[TAREAS A REALIZAR]
a) Explica en una a tres oraciones por qué, según el fragmento sobre el festival Docúpolis, el lector puede repetir la experiencia de quien escribe.
b) Enumera los rasgos que el fragmento sobre el festival Docúpolis atribuye a los documentales presentados a concurso.
---------- FRAGMENTO SELECCIONADO
Un gran maestro de ajedrez

Para herir mi modestia acepté ser jurado de un premio en el festival Docúpolis que distingue al mejor entre los cerca de 300 documentales óperas primas procedentes de todo el mundo que se han presentado a concurso. Juzgar ha sido una experiencia muy interesante. "Al final hubiera preferido ser profesor en Basilea antes que Dios, pero no he osado llevar mi egoísmo tan lejos como para omitir la creación del mundo", como dijo el filósofo, ya cruzadas las fronteras de la locura. Estos días pasados, de tanto observar vidas ajenas e insólitas, algunas en verdad asombrosas, y comprobar una vez más cuán grande y diverso es el mundo y las experiencias de los seres humanos sin que el universo se entere, me ha parecido ver esas fronteras no muy lejos. El lector puede repetir esa interesante experiencia, si le apetece, pues una selección de los mejores documentales se proyecta de doce de la mañana a doce de la noche cada día en el CCCB, hasta el domingo, día de la entrega de los premios.
--------------------
---------- MATERIAL MOSTRADO
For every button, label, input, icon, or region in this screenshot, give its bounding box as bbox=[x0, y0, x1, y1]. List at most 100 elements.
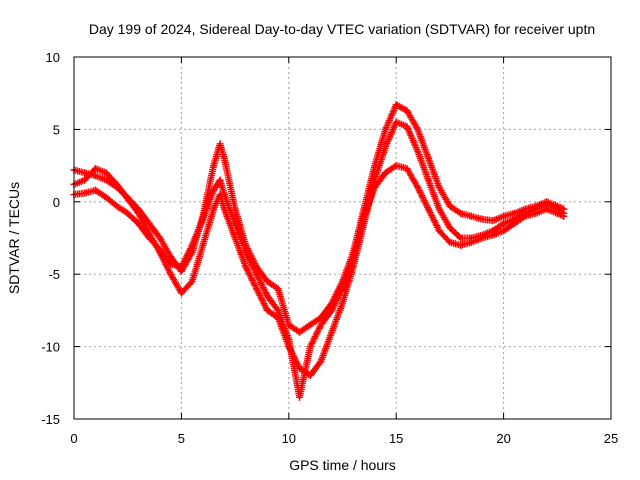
data-point bbox=[392, 118, 400, 126]
data-point bbox=[167, 270, 175, 278]
data-point bbox=[199, 241, 207, 249]
data-point bbox=[317, 357, 325, 365]
data-point bbox=[392, 162, 400, 170]
series-marks bbox=[70, 118, 568, 380]
data-point bbox=[457, 234, 465, 242]
y-tick-label: 0 bbox=[53, 195, 60, 210]
data-point bbox=[156, 246, 164, 254]
data-point bbox=[560, 212, 568, 220]
data-point bbox=[446, 224, 454, 232]
data-point bbox=[188, 277, 196, 285]
data-point bbox=[177, 289, 185, 297]
data-point bbox=[263, 277, 271, 285]
data-point bbox=[328, 328, 336, 336]
data-point bbox=[489, 231, 497, 239]
data-point bbox=[242, 263, 250, 271]
grid-layer bbox=[74, 57, 611, 419]
data-point bbox=[199, 215, 207, 223]
data-point bbox=[102, 193, 110, 201]
data-point bbox=[381, 169, 389, 177]
data-point bbox=[220, 154, 228, 162]
data-point bbox=[134, 220, 142, 228]
data-point bbox=[349, 256, 357, 264]
data-point bbox=[510, 220, 518, 228]
x-tick-label: 10 bbox=[282, 431, 296, 446]
data-point bbox=[242, 248, 250, 256]
data-point bbox=[274, 285, 282, 293]
data-point bbox=[113, 180, 121, 188]
data-layer bbox=[70, 101, 568, 401]
data-point bbox=[478, 215, 486, 223]
y-tick-label: -5 bbox=[48, 267, 60, 282]
x-tick-label: 15 bbox=[389, 431, 403, 446]
data-point bbox=[414, 183, 422, 191]
data-point bbox=[177, 263, 185, 271]
data-point bbox=[360, 212, 368, 220]
data-point bbox=[467, 212, 475, 220]
data-point bbox=[435, 183, 443, 191]
data-point bbox=[285, 335, 293, 343]
x-tick-label: 25 bbox=[604, 431, 618, 446]
data-point bbox=[91, 172, 99, 180]
y-axis-label: SDTVAR / TECUs bbox=[6, 182, 22, 294]
data-point bbox=[274, 306, 282, 314]
data-point bbox=[216, 176, 224, 184]
data-point bbox=[435, 227, 443, 235]
data-point bbox=[296, 328, 304, 336]
data-point bbox=[210, 205, 218, 213]
data-point bbox=[113, 202, 121, 210]
data-point bbox=[156, 234, 164, 242]
data-point bbox=[296, 393, 304, 401]
data-point bbox=[210, 162, 218, 170]
data-point bbox=[81, 176, 89, 184]
x-tick-label: 20 bbox=[496, 431, 510, 446]
data-point bbox=[424, 205, 432, 213]
data-point bbox=[167, 260, 175, 268]
data-point bbox=[306, 372, 314, 380]
data-point bbox=[424, 176, 432, 184]
series-track-c bbox=[70, 162, 568, 401]
data-point bbox=[392, 101, 400, 109]
plot-frame bbox=[73, 56, 612, 420]
data-point bbox=[489, 217, 497, 225]
data-point bbox=[446, 202, 454, 210]
x-tick-label: 0 bbox=[70, 431, 77, 446]
data-point bbox=[553, 209, 561, 217]
data-point bbox=[134, 209, 142, 217]
data-point bbox=[210, 186, 218, 194]
y-tick-label: 10 bbox=[46, 50, 60, 65]
data-point bbox=[403, 164, 411, 172]
data-point bbox=[414, 147, 422, 155]
data-point bbox=[381, 125, 389, 133]
chart-title: Day 199 of 2024, Sidereal Day-to-day VTE… bbox=[89, 21, 595, 37]
data-point bbox=[253, 285, 261, 293]
data-point bbox=[263, 306, 271, 314]
data-point bbox=[124, 209, 132, 217]
data-point bbox=[91, 164, 99, 172]
data-point bbox=[91, 186, 99, 194]
data-point bbox=[81, 189, 89, 197]
data-point bbox=[188, 241, 196, 249]
data-point bbox=[424, 154, 432, 162]
data-point bbox=[124, 195, 132, 203]
series-track-a bbox=[70, 101, 568, 336]
data-point bbox=[446, 238, 454, 246]
data-point bbox=[500, 220, 508, 228]
tick-layer: 0 5 10 15 20 25 -15 -10 -5 0 5 10 bbox=[41, 50, 618, 446]
data-point bbox=[339, 299, 346, 307]
data-point bbox=[81, 169, 89, 177]
x-axis-label: GPS time / hours bbox=[289, 457, 396, 473]
data-point bbox=[102, 176, 110, 184]
data-point bbox=[216, 140, 224, 148]
data-point bbox=[521, 212, 529, 220]
y-tick-label: -15 bbox=[41, 412, 60, 427]
x-tick-label: 5 bbox=[178, 431, 185, 446]
data-point bbox=[263, 292, 271, 300]
data-point bbox=[102, 169, 110, 177]
data-point bbox=[339, 285, 346, 293]
data-point bbox=[220, 191, 228, 199]
data-point bbox=[457, 241, 465, 249]
data-point bbox=[328, 306, 336, 314]
data-point bbox=[403, 123, 411, 131]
--------------------
[RESPUESTAS POR TAREA]
a) Puede repetirla porque una selección de los mejores documentales se proyecta cada día en el CCCB, de doce de la mañana a doce de la noche. Las proyecciones siguen hasta el domingo, día de la entrega de los premios.

b)
- Son cerca de 300.
- Son óperas primas.
- Proceden de todo el mundo.